REQUIREMENTS: Quote all entries exactly, leaving pictures aside.
-- start --
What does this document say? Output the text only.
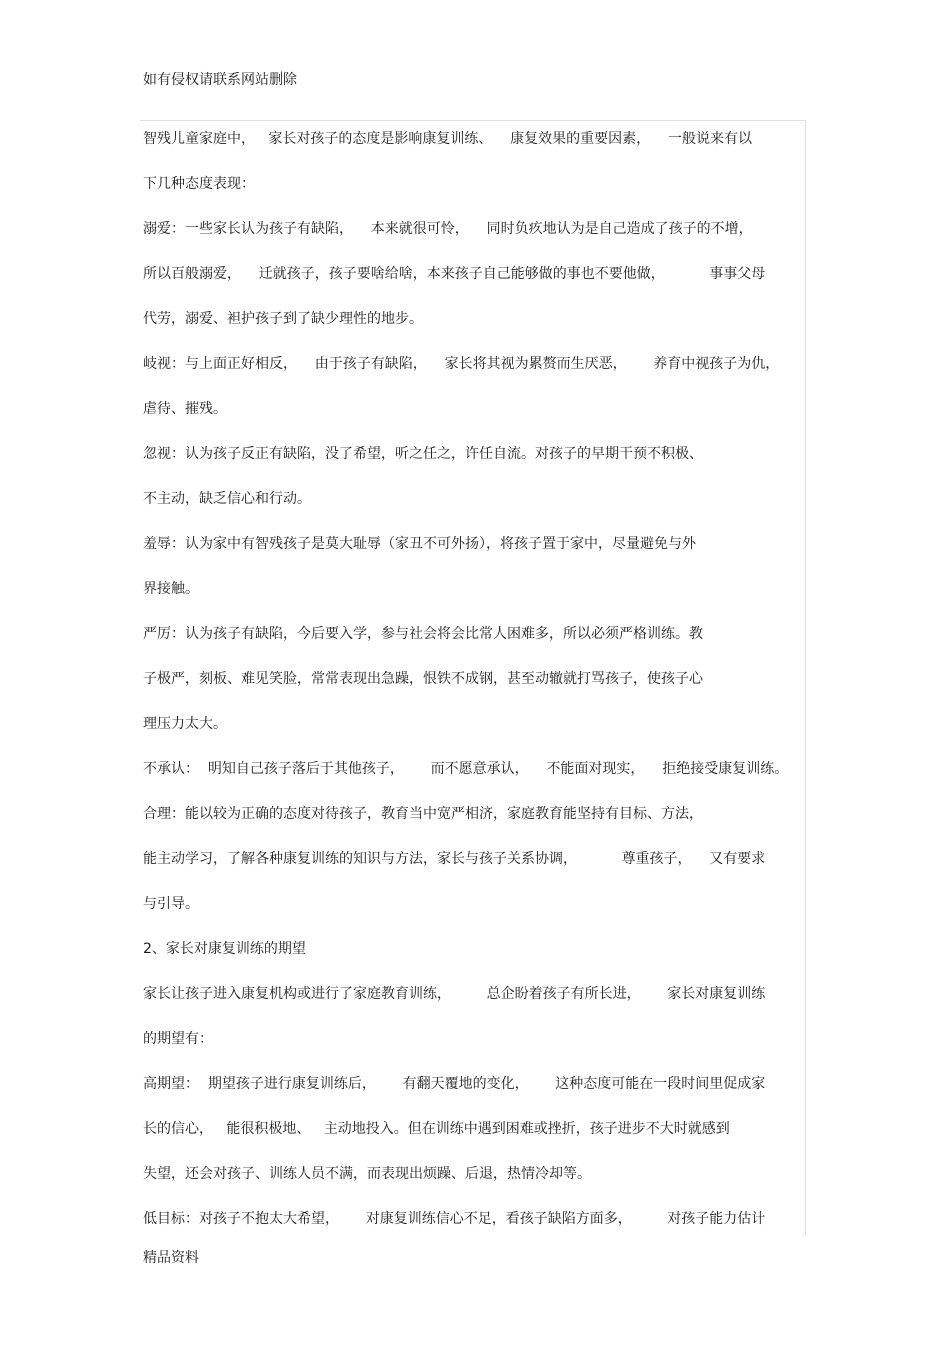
如有侵权请联系网站删除
智残儿童家庭中，   家长对孩子的态度是影响康复训练、    康复效果的重要因素，    一般说来有以
下几种态度表现：
溺爱：一些家长认为孩子有缺陷，    本来就很可怜，    同时负疚地认为是自己造成了孩子的不增，
所以百般溺爱，    迁就孩子，孩子要啥给啥，本来孩子自己能够做的事也不要他做，          事事父母
代劳，溺爱、袒护孩子到了缺少理性的地步。
岐视：与上面正好相反，    由于孩子有缺陷，    家长将其视为累赘而生厌恶，      养育中视孩子为仇，
虐待、摧残。
忽视：认为孩子反正有缺陷，没了希望，听之任之，许任自流。对孩子的早期干预不积极、
不主动，缺乏信心和行动。
羞辱：认为家中有智残孩子是莫大耻辱（家丑不可外扬），将孩子置于家中，尽量避免与外
界接触。
严厉：认为孩子有缺陷，今后要入学，参与社会将会比常人困难多，所以必须严格训练。教
子极严，刻板、难见笑脸，常常表现出急躁，恨铁不成钢，甚至动辙就打骂孩子，使孩子心
理压力太大。
不承认：  明知自己孩子落后于其他孩子，      而不愿意承认，    不能面对现实，    拒绝接受康复训练。
合理：能以较为正确的态度对待孩子，教育当中宽严相济，家庭教育能坚持有目标、方法，
能主动学习，了解各种康复训练的知识与方法，家长与孩子关系协调，          尊重孩子，    又有要求
与引导。
2、家长对康复训练的期望
家长让孩子进入康复机构或进行了家庭教育训练，        总企盼着孩子有所长进，      家长对康复训练
的期望有：
高期望：  期望孩子进行康复训练后，      有翻天覆地的变化，      这种态度可能在一段时间里促成家
长的信心，   能很积极地、   主动地投入。但在训练中遇到困难或挫折，孩子进步不大时就感到
失望，还会对孩子、训练人员不满，而表现出烦躁、后退，热情冷却等。
低目标：对孩子不抱太大希望，      对康复训练信心不足，看孩子缺陷方面多，        对孩子能力估计
精品资料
-- end --
EXPECTED ANSWER:
What does this document say? Output the text only.
如有侵权请联系网站删除
智残儿童家庭中，   家长对孩子的态度是影响康复训练、    康复效果的重要因素，    一般说来有以
下几种态度表现：
溺爱：一些家长认为孩子有缺陷，    本来就很可怜，    同时负疚地认为是自己造成了孩子的不增，
所以百般溺爱，    迁就孩子，孩子要啥给啥，本来孩子自己能够做的事也不要他做，          事事父母
代劳，溺爱、袒护孩子到了缺少理性的地步。
岐视：与上面正好相反，    由于孩子有缺陷，    家长将其视为累赘而生厌恶，      养育中视孩子为仇，
虐待、摧残。
忽视：认为孩子反正有缺陷，没了希望，听之任之，许任自流。对孩子的早期干预不积极、
不主动，缺乏信心和行动。
羞辱：认为家中有智残孩子是莫大耻辱（家丑不可外扬），将孩子置于家中，尽量避免与外
界接触。
严厉：认为孩子有缺陷，今后要入学，参与社会将会比常人困难多，所以必须严格训练。教
子极严，刻板、难见笑脸，常常表现出急躁，恨铁不成钢，甚至动辙就打骂孩子，使孩子心
理压力太大。
不承认：  明知自己孩子落后于其他孩子，      而不愿意承认，    不能面对现实，    拒绝接受康复训练。
合理：能以较为正确的态度对待孩子，教育当中宽严相济，家庭教育能坚持有目标、方法，
能主动学习，了解各种康复训练的知识与方法，家长与孩子关系协调，          尊重孩子，    又有要求
与引导。
2、家长对康复训练的期望
家长让孩子进入康复机构或进行了家庭教育训练，        总企盼着孩子有所长进，      家长对康复训练
的期望有：
高期望：  期望孩子进行康复训练后，      有翻天覆地的变化，      这种态度可能在一段时间里促成家
长的信心，   能很积极地、   主动地投入。但在训练中遇到困难或挫折，孩子进步不大时就感到
失望，还会对孩子、训练人员不满，而表现出烦躁、后退，热情冷却等。
低目标：对孩子不抱太大希望，      对康复训练信心不足，看孩子缺陷方面多，        对孩子能力估计
精品资料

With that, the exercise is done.